── DATA FOR PROCESSING

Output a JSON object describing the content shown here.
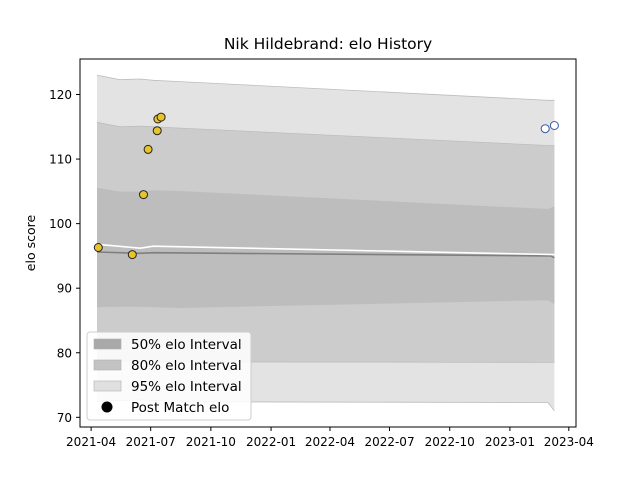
{
  "chart_data": {
    "type": "scatter",
    "title": "Nik Hildebrand: elo History",
    "xlabel": "",
    "ylabel": "elo score",
    "x_ticks": [
      "2021-04",
      "2021-07",
      "2021-10",
      "2022-01",
      "2022-04",
      "2022-07",
      "2022-10",
      "2023-01",
      "2023-04"
    ],
    "y_ticks": [
      70,
      80,
      90,
      100,
      110,
      120
    ],
    "xlim": [
      "2021-03-15",
      "2023-04-12"
    ],
    "ylim": [
      68.5,
      125.5
    ],
    "grid": false,
    "legend_position": "lower-left",
    "legend": [
      {
        "label": "50% elo Interval",
        "kind": "band",
        "color": "#a9a9a9"
      },
      {
        "label": "80% elo Interval",
        "kind": "band",
        "color": "#c3c3c3"
      },
      {
        "label": "95% elo Interval",
        "kind": "band",
        "color": "#e0e0e0"
      },
      {
        "label": "Post Match elo",
        "kind": "marker",
        "color": "#000000"
      }
    ],
    "bands": {
      "x": [
        "2021-04-10",
        "2021-05-15",
        "2021-06-15",
        "2021-07-05",
        "2021-08-15",
        "2023-02-28",
        "2023-03-10"
      ],
      "p95": {
        "upper": [
          123.0,
          122.3,
          122.4,
          122.2,
          122.0,
          119.1,
          119.1
        ],
        "lower": [
          72.5,
          72.6,
          72.7,
          72.6,
          72.4,
          72.3,
          71.0
        ]
      },
      "p80": {
        "upper": [
          115.7,
          115.0,
          115.1,
          115.0,
          114.8,
          112.1,
          112.1
        ],
        "lower": [
          78.5,
          78.7,
          78.8,
          78.7,
          78.6,
          78.5,
          78.5
        ]
      },
      "p50": {
        "upper": [
          105.5,
          104.9,
          104.9,
          105.1,
          105.0,
          102.2,
          102.6
        ],
        "lower": [
          87.1,
          87.2,
          87.2,
          87.1,
          87.0,
          88.2,
          87.6
        ]
      }
    },
    "median_line": {
      "x": [
        "2021-04-10",
        "2021-06-15",
        "2021-07-05",
        "2023-03-05",
        "2023-03-10"
      ],
      "y": [
        95.6,
        95.4,
        95.5,
        95.0,
        94.7
      ]
    },
    "mean_line": {
      "x": [
        "2021-04-10",
        "2021-06-15",
        "2021-07-05",
        "2023-03-10"
      ],
      "y": [
        96.8,
        96.2,
        96.5,
        95.2
      ]
    },
    "series": [
      {
        "name": "Post Match elo",
        "fill": "#e8c32a",
        "edge": "#222222",
        "points": [
          {
            "x": "2021-04-12",
            "y": 96.3
          },
          {
            "x": "2021-06-03",
            "y": 95.2
          },
          {
            "x": "2021-06-20",
            "y": 104.5
          },
          {
            "x": "2021-06-27",
            "y": 111.5
          },
          {
            "x": "2021-07-11",
            "y": 114.4
          },
          {
            "x": "2021-07-12",
            "y": 116.2
          },
          {
            "x": "2021-07-17",
            "y": 116.5
          }
        ]
      },
      {
        "name": "",
        "fill": "#ffffff",
        "edge": "#3a5ba0",
        "points": [
          {
            "x": "2023-02-24",
            "y": 114.7
          },
          {
            "x": "2023-03-10",
            "y": 115.2
          }
        ]
      }
    ]
  }
}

────

▶ [WORK REQUIRED]: Gather all lines with the string "color" from the data.

▶ [SOLUTION BELOW]:
        "color": "#a9a9a9"
        "color": "#c3c3c3"
        "color": "#e0e0e0"
        "color": "#000000"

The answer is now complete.